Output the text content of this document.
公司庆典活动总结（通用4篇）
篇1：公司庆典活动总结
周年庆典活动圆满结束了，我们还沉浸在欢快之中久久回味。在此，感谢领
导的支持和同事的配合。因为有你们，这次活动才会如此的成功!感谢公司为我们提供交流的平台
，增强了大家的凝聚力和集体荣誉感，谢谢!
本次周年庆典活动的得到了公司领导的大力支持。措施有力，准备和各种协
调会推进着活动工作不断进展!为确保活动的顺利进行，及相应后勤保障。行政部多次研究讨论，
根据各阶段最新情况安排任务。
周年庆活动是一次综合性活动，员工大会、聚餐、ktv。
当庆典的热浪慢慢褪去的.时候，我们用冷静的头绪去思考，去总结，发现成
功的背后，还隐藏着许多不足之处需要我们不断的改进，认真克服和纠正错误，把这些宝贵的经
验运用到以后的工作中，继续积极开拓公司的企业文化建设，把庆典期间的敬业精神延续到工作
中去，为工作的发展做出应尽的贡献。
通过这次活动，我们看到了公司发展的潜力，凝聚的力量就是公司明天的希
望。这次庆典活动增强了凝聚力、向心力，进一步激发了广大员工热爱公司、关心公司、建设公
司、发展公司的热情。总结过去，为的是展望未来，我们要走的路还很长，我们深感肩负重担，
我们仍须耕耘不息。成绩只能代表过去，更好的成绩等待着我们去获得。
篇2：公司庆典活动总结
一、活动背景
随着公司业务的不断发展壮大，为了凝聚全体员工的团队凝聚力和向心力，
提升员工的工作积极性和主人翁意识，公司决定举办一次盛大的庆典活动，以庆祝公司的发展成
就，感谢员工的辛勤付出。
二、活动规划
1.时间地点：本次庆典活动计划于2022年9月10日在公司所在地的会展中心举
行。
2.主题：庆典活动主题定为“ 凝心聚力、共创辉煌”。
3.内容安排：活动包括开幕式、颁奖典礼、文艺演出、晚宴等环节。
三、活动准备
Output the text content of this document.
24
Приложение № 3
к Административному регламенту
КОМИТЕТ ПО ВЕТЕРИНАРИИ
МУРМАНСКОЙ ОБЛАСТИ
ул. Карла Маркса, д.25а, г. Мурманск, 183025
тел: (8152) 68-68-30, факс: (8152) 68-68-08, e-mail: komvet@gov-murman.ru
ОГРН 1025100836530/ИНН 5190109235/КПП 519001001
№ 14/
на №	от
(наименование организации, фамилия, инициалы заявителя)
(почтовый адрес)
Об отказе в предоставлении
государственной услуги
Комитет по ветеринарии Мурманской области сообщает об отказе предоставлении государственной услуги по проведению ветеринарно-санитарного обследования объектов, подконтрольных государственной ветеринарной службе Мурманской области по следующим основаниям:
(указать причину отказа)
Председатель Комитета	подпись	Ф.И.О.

#####

# STATED PROBLEM
Look through the data above. Copy every line with the string "отказе" in it.

# FULL RESPONSE
Об отказе в предоставлении
Комитет по ветеринарии Мурманской области сообщает об отказе предоставлении государственной услуги по проведению ветеринарно-санитарного обследования объектов, подконтрольных государственной ветеринарной службе Мурманской области по следующим основаниям:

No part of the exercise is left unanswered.